# SET OF TASKS
1) Express the entries, starting with their first line and ending with the line containing "state-node — [349, 157, 367, 175]", as a JSON list of strings with one string per line. Include both ends and leave out blank lines.
2) Write the next part of the passage about the 1980 riot at the Penitentiary of New Mexico, picking up after its final sentence.

# PASSAGE GIVEN

In the almost two decades since Kat's death, Roberta and her sisters have been vocal advocates for stronger protections—and services—for victims of violent crime. Her niece, Jessica Montoya Trujillo, kept a close eye on the victim advocate who was at the family's side during the court cases of Lara, Baca and a third man convicted of harboring Lara, Eddie Lucio. Trujillo was so touched by the advocate's work that she went to school for criminal justice and, when a spot opened with the District Court, she became a professional advocate.
(Matt Grubs)

Tools of torture at the Penitentiary of New Mexico

Members of the National Guard watch inmates wrapped in blankets following the riot at the Penitentiary of New Mexico oustide Santa Fe in 1980. (Dennis Dahl / Courtesy Palace of the Governors Photo Archive)

One of the clearest memories Jimmy Sedillo Bourguet has of the Penitentiary of New Mexico is all the floating Bibles.

Pipes broken in the chaos of the nation's bloodiest ever prison riot in 1980 had flooded the lockup until the water was about ankle deep, and Bourguet, an ironworker who had been updating a cellblock's door locks to an electrical system after a recent jailbreak, had been allowed back inside to retrieve his tools four days after the rampage began on Feb. 2.

# Records from a collection
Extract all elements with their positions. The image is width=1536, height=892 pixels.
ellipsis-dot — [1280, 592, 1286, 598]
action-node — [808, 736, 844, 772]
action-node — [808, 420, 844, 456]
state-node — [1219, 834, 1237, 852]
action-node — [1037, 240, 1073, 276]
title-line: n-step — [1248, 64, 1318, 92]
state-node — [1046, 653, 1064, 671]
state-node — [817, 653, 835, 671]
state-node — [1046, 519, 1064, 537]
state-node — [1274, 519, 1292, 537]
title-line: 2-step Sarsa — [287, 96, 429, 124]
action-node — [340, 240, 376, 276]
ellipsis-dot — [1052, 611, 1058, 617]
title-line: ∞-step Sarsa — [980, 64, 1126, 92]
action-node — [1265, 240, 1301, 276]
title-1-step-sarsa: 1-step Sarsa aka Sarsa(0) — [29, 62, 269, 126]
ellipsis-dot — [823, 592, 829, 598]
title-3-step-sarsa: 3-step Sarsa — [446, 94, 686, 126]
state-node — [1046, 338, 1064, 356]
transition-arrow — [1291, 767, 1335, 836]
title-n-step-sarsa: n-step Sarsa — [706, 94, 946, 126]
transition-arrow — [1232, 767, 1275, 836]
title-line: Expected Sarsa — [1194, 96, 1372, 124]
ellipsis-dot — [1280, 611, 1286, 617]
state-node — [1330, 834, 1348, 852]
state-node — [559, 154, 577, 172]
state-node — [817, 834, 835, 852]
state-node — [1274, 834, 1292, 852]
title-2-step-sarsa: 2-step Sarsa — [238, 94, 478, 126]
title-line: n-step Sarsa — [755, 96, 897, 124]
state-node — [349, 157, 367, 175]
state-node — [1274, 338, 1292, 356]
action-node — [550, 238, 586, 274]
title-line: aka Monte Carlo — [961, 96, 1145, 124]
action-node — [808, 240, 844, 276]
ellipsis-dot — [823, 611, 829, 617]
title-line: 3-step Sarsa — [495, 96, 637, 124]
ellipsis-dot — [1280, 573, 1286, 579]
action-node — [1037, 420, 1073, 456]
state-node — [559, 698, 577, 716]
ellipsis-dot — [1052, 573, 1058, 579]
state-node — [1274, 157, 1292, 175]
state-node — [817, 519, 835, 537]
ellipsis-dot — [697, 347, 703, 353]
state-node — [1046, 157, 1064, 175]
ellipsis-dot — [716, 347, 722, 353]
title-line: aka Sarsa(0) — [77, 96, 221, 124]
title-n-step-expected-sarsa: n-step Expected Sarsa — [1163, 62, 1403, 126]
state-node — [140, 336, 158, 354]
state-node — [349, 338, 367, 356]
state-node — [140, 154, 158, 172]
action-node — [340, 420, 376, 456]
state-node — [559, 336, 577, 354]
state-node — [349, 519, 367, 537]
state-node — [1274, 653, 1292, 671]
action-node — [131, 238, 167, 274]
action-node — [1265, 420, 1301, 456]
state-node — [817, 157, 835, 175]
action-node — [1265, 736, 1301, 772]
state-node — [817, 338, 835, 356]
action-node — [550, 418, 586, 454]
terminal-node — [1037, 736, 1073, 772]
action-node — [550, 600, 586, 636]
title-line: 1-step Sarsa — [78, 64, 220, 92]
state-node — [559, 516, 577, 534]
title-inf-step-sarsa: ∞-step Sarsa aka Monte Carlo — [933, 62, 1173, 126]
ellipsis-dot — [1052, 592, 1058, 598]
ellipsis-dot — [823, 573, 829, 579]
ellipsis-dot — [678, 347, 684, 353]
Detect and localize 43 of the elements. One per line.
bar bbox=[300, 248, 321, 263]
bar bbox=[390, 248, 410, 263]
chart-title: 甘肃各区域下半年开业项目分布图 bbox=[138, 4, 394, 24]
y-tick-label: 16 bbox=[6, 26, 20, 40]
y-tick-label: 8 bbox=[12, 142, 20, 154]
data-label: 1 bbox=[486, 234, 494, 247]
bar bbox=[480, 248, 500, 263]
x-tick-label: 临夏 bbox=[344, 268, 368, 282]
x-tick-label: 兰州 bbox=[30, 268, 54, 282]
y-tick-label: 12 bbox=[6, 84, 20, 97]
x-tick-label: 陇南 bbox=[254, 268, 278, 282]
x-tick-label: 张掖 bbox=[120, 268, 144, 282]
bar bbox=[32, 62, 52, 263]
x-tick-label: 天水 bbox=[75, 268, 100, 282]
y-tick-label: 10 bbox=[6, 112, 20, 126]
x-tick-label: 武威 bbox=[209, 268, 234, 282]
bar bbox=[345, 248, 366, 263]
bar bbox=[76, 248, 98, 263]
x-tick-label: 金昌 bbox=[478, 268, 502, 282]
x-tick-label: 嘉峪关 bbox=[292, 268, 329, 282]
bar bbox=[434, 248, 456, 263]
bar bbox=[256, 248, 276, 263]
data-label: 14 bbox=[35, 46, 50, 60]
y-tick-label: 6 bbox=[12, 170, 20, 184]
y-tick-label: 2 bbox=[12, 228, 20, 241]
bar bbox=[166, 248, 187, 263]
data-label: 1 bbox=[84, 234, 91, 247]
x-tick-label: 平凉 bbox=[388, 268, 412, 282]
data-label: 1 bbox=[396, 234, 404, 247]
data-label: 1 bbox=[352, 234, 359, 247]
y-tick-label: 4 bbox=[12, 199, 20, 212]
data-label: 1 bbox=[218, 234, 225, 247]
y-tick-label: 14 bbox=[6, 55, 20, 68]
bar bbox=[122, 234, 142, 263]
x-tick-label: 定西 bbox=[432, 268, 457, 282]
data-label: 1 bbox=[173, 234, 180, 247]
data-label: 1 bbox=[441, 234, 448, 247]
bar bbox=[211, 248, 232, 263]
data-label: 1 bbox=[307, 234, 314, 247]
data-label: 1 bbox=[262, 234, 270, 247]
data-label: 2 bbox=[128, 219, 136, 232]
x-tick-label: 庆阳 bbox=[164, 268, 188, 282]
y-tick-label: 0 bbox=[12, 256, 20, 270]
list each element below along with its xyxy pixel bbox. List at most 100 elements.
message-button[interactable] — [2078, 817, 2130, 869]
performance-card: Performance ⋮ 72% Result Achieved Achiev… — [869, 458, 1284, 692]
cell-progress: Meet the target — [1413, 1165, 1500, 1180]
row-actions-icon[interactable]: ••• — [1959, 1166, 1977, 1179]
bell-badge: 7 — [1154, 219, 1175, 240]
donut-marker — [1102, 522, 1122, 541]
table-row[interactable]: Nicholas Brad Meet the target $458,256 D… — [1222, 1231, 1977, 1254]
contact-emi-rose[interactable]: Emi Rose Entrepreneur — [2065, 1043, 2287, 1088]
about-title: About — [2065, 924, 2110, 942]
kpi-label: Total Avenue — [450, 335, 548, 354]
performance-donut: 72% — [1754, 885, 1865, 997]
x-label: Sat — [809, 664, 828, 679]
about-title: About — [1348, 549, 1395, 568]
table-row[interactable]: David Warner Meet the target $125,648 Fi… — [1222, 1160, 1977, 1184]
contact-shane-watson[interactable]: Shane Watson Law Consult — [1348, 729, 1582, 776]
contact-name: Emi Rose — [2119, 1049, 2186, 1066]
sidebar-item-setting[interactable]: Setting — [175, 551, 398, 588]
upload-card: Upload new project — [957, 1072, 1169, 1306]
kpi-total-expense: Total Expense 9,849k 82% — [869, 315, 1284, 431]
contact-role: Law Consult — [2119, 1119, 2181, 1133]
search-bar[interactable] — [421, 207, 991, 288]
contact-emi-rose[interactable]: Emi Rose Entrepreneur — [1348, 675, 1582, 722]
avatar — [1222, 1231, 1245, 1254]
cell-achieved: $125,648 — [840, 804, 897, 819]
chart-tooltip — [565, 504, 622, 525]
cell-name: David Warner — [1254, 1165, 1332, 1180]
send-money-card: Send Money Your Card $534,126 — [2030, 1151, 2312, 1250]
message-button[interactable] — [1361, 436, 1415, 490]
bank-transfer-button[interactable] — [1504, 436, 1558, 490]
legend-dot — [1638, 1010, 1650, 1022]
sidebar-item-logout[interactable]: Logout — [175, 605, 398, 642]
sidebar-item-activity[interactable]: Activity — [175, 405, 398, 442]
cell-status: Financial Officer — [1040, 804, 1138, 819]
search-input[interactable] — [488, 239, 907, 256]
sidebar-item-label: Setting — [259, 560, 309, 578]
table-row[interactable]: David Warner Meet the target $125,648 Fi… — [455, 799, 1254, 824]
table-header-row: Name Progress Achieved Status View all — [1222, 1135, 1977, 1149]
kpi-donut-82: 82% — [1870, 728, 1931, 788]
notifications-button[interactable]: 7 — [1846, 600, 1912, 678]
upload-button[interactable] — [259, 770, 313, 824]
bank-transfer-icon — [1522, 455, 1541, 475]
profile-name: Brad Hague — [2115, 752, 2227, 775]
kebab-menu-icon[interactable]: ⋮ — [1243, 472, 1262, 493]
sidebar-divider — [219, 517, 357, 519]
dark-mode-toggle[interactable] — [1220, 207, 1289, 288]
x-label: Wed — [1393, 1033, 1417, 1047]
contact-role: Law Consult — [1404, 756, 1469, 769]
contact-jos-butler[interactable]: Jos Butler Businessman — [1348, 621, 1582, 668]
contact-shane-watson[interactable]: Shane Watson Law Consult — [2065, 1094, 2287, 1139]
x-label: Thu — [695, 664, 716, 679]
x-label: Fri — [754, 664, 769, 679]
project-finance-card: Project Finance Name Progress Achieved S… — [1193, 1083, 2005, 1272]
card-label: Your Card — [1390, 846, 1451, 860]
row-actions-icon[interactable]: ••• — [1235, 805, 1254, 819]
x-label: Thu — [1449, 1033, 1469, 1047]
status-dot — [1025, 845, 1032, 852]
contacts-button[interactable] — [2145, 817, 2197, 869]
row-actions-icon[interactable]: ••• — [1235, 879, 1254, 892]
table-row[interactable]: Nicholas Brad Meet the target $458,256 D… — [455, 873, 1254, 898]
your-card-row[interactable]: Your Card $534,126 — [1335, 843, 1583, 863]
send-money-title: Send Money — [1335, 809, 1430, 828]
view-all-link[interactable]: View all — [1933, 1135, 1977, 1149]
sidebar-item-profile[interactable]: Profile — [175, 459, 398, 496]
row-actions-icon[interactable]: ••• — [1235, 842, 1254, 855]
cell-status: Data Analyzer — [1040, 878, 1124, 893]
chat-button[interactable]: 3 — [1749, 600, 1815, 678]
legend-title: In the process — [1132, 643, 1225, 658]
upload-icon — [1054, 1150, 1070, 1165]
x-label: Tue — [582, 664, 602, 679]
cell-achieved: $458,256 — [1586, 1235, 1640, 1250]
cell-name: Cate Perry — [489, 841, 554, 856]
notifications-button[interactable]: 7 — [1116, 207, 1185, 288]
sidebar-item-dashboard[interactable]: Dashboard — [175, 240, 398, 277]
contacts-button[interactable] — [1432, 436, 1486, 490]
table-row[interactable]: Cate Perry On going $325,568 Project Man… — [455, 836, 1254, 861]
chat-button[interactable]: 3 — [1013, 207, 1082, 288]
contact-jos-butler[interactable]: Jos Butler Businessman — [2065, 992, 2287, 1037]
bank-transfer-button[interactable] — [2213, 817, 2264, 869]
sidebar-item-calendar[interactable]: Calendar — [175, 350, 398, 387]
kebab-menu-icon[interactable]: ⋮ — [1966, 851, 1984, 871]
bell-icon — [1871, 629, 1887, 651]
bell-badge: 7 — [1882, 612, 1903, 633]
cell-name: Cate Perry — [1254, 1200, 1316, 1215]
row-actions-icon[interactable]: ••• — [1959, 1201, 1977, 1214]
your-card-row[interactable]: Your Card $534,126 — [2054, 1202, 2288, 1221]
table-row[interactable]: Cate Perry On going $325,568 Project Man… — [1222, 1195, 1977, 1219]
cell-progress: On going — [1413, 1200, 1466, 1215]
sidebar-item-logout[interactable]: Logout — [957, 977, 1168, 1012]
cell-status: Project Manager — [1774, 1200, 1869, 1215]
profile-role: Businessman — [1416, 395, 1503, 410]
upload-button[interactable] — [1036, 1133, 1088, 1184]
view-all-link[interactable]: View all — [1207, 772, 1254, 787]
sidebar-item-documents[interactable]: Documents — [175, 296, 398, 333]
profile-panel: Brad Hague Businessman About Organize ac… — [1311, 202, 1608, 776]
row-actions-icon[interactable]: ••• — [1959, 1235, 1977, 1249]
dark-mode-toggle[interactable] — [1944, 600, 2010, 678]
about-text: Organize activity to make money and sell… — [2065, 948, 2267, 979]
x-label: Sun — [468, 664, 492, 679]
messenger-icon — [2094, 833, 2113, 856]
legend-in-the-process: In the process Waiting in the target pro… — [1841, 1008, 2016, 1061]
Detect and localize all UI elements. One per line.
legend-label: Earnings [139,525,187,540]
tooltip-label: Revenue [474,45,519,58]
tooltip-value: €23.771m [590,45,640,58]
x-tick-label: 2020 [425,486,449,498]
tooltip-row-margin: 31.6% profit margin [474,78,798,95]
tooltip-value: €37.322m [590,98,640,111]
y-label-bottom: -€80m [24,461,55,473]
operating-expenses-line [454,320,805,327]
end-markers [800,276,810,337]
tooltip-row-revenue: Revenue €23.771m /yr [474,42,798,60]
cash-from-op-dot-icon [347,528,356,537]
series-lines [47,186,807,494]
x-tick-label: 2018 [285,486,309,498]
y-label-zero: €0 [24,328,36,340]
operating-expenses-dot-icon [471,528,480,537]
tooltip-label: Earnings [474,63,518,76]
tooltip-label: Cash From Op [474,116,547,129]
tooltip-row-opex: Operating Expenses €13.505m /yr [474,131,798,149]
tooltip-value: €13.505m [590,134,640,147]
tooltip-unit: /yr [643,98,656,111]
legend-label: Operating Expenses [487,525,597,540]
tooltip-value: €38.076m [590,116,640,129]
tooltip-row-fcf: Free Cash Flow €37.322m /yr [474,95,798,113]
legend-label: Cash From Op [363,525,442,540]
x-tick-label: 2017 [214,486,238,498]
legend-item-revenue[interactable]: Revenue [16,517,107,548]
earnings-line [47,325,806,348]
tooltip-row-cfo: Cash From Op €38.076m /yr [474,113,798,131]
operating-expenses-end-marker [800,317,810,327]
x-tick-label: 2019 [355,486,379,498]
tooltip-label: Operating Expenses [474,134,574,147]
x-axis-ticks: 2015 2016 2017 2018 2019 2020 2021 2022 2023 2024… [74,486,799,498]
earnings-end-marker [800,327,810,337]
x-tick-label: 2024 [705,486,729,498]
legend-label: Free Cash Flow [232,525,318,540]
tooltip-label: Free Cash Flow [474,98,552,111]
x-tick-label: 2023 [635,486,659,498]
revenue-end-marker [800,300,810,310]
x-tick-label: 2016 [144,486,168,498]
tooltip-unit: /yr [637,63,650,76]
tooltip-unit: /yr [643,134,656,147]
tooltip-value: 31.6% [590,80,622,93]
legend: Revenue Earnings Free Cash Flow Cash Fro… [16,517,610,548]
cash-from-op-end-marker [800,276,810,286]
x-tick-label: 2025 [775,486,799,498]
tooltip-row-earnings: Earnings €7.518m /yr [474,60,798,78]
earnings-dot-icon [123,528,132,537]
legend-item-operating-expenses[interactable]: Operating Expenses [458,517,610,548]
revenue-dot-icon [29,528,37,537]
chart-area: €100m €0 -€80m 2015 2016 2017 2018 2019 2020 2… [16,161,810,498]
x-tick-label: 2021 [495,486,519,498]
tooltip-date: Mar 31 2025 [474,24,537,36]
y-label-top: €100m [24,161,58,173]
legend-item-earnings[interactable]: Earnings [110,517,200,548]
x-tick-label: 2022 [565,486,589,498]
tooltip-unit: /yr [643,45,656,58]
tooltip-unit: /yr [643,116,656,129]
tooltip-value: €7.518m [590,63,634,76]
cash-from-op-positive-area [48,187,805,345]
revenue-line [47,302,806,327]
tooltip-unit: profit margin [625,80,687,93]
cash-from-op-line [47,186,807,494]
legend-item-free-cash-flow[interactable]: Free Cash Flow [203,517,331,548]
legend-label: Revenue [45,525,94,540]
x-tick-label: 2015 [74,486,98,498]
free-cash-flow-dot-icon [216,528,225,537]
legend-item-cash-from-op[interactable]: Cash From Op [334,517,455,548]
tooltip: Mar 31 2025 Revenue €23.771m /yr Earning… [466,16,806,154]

# EXPECTED ANSWERS
1)
[
  "Extract all elements with their positions. The image is width=1536, height=892 pixels.",
  "ellipsis-dot — [1280, 592, 1286, 598]",
  "action-node — [808, 736, 844, 772]",
  "action-node — [808, 420, 844, 456]",
  "state-node — [1219, 834, 1237, 852]",
  "action-node — [1037, 240, 1073, 276]",
  "title-line: n-step — [1248, 64, 1318, 92]",
  "state-node — [1046, 653, 1064, 671]",
  "state-node — [817, 653, 835, 671]",
  "state-node — [1046, 519, 1064, 537]",
  "state-node — [1274, 519, 1292, 537]",
  "title-line: 2-step Sarsa — [287, 96, 429, 124]",
  "action-node — [340, 240, 376, 276]",
  "ellipsis-dot — [1052, 611, 1058, 617]",
  "title-line: ∞-step Sarsa — [980, 64, 1126, 92]",
  "action-node — [1265, 240, 1301, 276]",
  "title-1-step-sarsa: 1-step Sarsa aka Sarsa(0) — [29, 62, 269, 126]",
  "ellipsis-dot — [823, 592, 829, 598]",
  "title-3-step-sarsa: 3-step Sarsa — [446, 94, 686, 126]",
  "state-node — [1046, 338, 1064, 356]",
  "transition-arrow — [1291, 767, 1335, 836]",
  "title-n-step-sarsa: n-step Sarsa — [706, 94, 946, 126]",
  "transition-arrow — [1232, 767, 1275, 836]",
  "title-line: Expected Sarsa — [1194, 96, 1372, 124]",
  "ellipsis-dot — [1280, 611, 1286, 617]",
  "state-node — [1330, 834, 1348, 852]",
  "state-node — [559, 154, 577, 172]",
  "state-node — [817, 834, 835, 852]",
  "state-node — [1274, 834, 1292, 852]",
  "title-2-step-sarsa: 2-step Sarsa — [238, 94, 478, 126]",
  "title-line: n-step Sarsa — [755, 96, 897, 124]",
  "state-node — [349, 157, 367, 175]"
]

2)
"All the Bibles really got to me," Bourguet says today, nearly 40 years later. "Them boys praying not to get killed in there."

On Feb. 6, state police escorted Bourguet and about a half-dozen other workers with the Local 495 Iron Workers union through the prison. They discovered that inmates had broken into the cellblock where the workers stored acetylene torches as well as various wrenches, grinders and other heavy metal instruments inside large padlocked boxes.

Although Bourguet says he found some of their tools, workers recovered almost none of them, because they had been deformed by smashing bones and ripping human tissue. Around the prison were iron rods piled high that Bourguet and his comrades had removed from the manual door-opening system they were replacing before the uprising. He later heard from police that somebody had impaled an inmate's head with one of the rods.

The smells of flesh and smoke mixed together, lingering in the workers' noses for weeks after they left the prison. In all, at least 33 people were killed in the mayhem, although dozens of inmates were never accounted for. Sam Montoya, another ironworker who walked through the prison immediately after the riot, remembers seeing "an upside down rainbow of blood" on a wall where a man had been hung by his feet and bashed like a piñata.

At least 33 inmates died in the riot, including many who were tortured and mutilated by fellow prisoners. (Barbaraellen Koch / Courtesy Palace of the Governors Photo Archive)

"I didn't eat for a long time, because of the feeling, of the memories that I had," Montoya tells SFR. "I don't know why I was chosen to be into the history of this, but as an ironworker, I had to go in there and do my job."

Both Montoya, 76, and Bourguet, 74, say they were never interviewed by any representative from the state for their account of what happened, nor did any journalist ever contact them. They say they were never reimbursed for their tools.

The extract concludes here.